DATA ROWS:
"""

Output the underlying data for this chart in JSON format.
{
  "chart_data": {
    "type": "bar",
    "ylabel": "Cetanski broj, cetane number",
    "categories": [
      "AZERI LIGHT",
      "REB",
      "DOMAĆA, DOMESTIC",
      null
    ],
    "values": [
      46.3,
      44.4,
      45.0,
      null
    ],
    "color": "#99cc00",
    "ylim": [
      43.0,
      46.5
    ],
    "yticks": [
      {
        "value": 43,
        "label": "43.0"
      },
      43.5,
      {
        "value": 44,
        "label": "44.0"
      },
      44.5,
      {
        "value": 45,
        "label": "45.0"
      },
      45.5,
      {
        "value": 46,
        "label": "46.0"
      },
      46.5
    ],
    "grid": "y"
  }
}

"""

WHAT YOU ARE ASKED TO DO: Repeat the data above, word for word.

SOLUTION TO THE EXERCISE:
Output the underlying data for this chart in JSON format.
{
  "chart_data": {
    "type": "bar",
    "ylabel": "Cetanski broj, cetane number",
    "categories": [
      "AZERI LIGHT",
      "REB",
      "DOMAĆA, DOMESTIC",
      null
    ],
    "values": [
      46.3,
      44.4,
      45.0,
      null
    ],
    "color": "#99cc00",
    "ylim": [
      43.0,
      46.5
    ],
    "yticks": [
      {
        "value": 43,
        "label": "43.0"
      },
      43.5,
      {
        "value": 44,
        "label": "44.0"
      },
      44.5,
      {
        "value": 45,
        "label": "45.0"
      },
      45.5,
      {
        "value": 46,
        "label": "46.0"
      },
      46.5
    ],
    "grid": "y"
  }
}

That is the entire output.